Items listed in a dataset:
----------------------------------------

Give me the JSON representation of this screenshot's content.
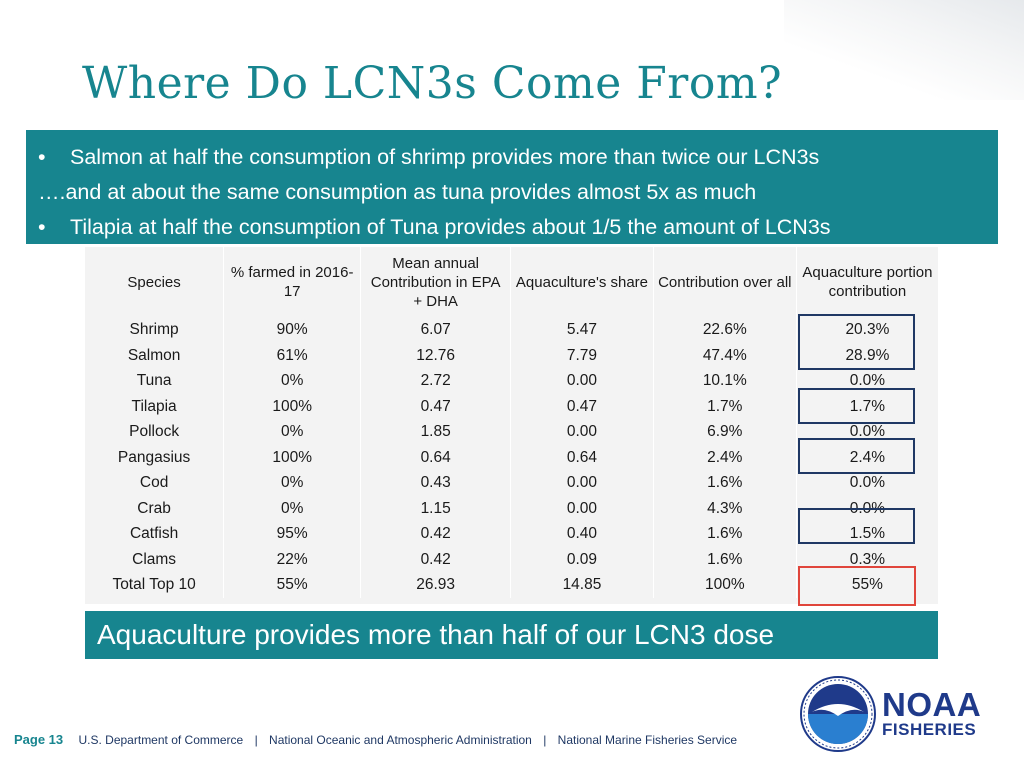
{
  "title": "Where Do LCN3s Come From?",
  "bullets": [
    {
      "bullet": "•",
      "text": "Salmon at half the consumption of shrimp provides more than twice our LCN3s"
    },
    {
      "bullet": "",
      "text": "….and at about the same consumption as tuna provides almost 5x as much"
    },
    {
      "bullet": "•",
      "text": "Tilapia at half the consumption of Tuna provides about 1/5 the amount of LCN3s"
    }
  ],
  "table": {
    "headers": [
      "Species",
      "% farmed in 2016-17",
      "Mean annual Contribution in EPA + DHA",
      "Aquaculture's share",
      "Contribution over all",
      "Aquaculture portion contribution"
    ],
    "rows": [
      [
        "Shrimp",
        "90%",
        "6.07",
        "5.47",
        "22.6%",
        "20.3%"
      ],
      [
        "Salmon",
        "61%",
        "12.76",
        "7.79",
        "47.4%",
        "28.9%"
      ],
      [
        "Tuna",
        "0%",
        "2.72",
        "0.00",
        "10.1%",
        "0.0%"
      ],
      [
        "Tilapia",
        "100%",
        "0.47",
        "0.47",
        "1.7%",
        "1.7%"
      ],
      [
        "Pollock",
        "0%",
        "1.85",
        "0.00",
        "6.9%",
        "0.0%"
      ],
      [
        "Pangasius",
        "100%",
        "0.64",
        "0.64",
        "2.4%",
        "2.4%"
      ],
      [
        "Cod",
        "0%",
        "0.43",
        "0.00",
        "1.6%",
        "0.0%"
      ],
      [
        "Crab",
        "0%",
        "1.15",
        "0.00",
        "4.3%",
        "0.0%"
      ],
      [
        "Catfish",
        "95%",
        "0.42",
        "0.40",
        "1.6%",
        "1.5%"
      ],
      [
        "Clams",
        "22%",
        "0.42",
        "0.09",
        "1.6%",
        "0.3%"
      ],
      [
        "Total Top 10",
        "55%",
        "26.93",
        "14.85",
        "100%",
        "55%"
      ]
    ]
  },
  "conclusion": "Aquaculture provides more than half of our LCN3 dose",
  "footer": {
    "page": "Page 13",
    "dept": "U.S. Department of Commerce",
    "separator": "|",
    "agency": "National Oceanic and Atmospheric Administration",
    "service": "National Marine Fisheries Service"
  },
  "logo": {
    "name": "NOAA",
    "sub": "FISHERIES"
  },
  "colors": {
    "teal": "#17858f",
    "navy": "#1f3864",
    "highlight_red": "#e0453b"
  }
}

----------------------------------------

Stated problem:
Every record must be copied exactly, with the pictures left out.

Answer:
Give me the JSON representation of this screenshot's content.
{
  "title": "Where Do LCN3s Come From?",
  "bullets": [
    {
      "bullet": "•",
      "text": "Salmon at half the consumption of shrimp provides more than twice our LCN3s"
    },
    {
      "bullet": "",
      "text": "….and at about the same consumption as tuna provides almost 5x as much"
    },
    {
      "bullet": "•",
      "text": "Tilapia at half the consumption of Tuna provides about 1/5 the amount of LCN3s"
    }
  ],
  "table": {
    "headers": [
      "Species",
      "% farmed in 2016-17",
      "Mean annual Contribution in EPA + DHA",
      "Aquaculture's share",
      "Contribution over all",
      "Aquaculture portion contribution"
    ],
    "rows": [
      [
        "Shrimp",
        "90%",
        "6.07",
        "5.47",
        "22.6%",
        "20.3%"
      ],
      [
        "Salmon",
        "61%",
        "12.76",
        "7.79",
        "47.4%",
        "28.9%"
      ],
      [
        "Tuna",
        "0%",
        "2.72",
        "0.00",
        "10.1%",
        "0.0%"
      ],
      [
        "Tilapia",
        "100%",
        "0.47",
        "0.47",
        "1.7%",
        "1.7%"
      ],
      [
        "Pollock",
        "0%",
        "1.85",
        "0.00",
        "6.9%",
        "0.0%"
      ],
      [
        "Pangasius",
        "100%",
        "0.64",
        "0.64",
        "2.4%",
        "2.4%"
      ],
      [
        "Cod",
        "0%",
        "0.43",
        "0.00",
        "1.6%",
        "0.0%"
      ],
      [
        "Crab",
        "0%",
        "1.15",
        "0.00",
        "4.3%",
        "0.0%"
      ],
      [
        "Catfish",
        "95%",
        "0.42",
        "0.40",
        "1.6%",
        "1.5%"
      ],
      [
        "Clams",
        "22%",
        "0.42",
        "0.09",
        "1.6%",
        "0.3%"
      ],
      [
        "Total Top 10",
        "55%",
        "26.93",
        "14.85",
        "100%",
        "55%"
      ]
    ]
  },
  "conclusion": "Aquaculture provides more than half of our LCN3 dose",
  "footer": {
    "page": "Page 13",
    "dept": "U.S. Department of Commerce",
    "separator": "|",
    "agency": "National Oceanic and Atmospheric Administration",
    "service": "National Marine Fisheries Service"
  },
  "logo": {
    "name": "NOAA",
    "sub": "FISHERIES"
  },
  "colors": {
    "teal": "#17858f",
    "navy": "#1f3864",
    "highlight_red": "#e0453b"
  }
}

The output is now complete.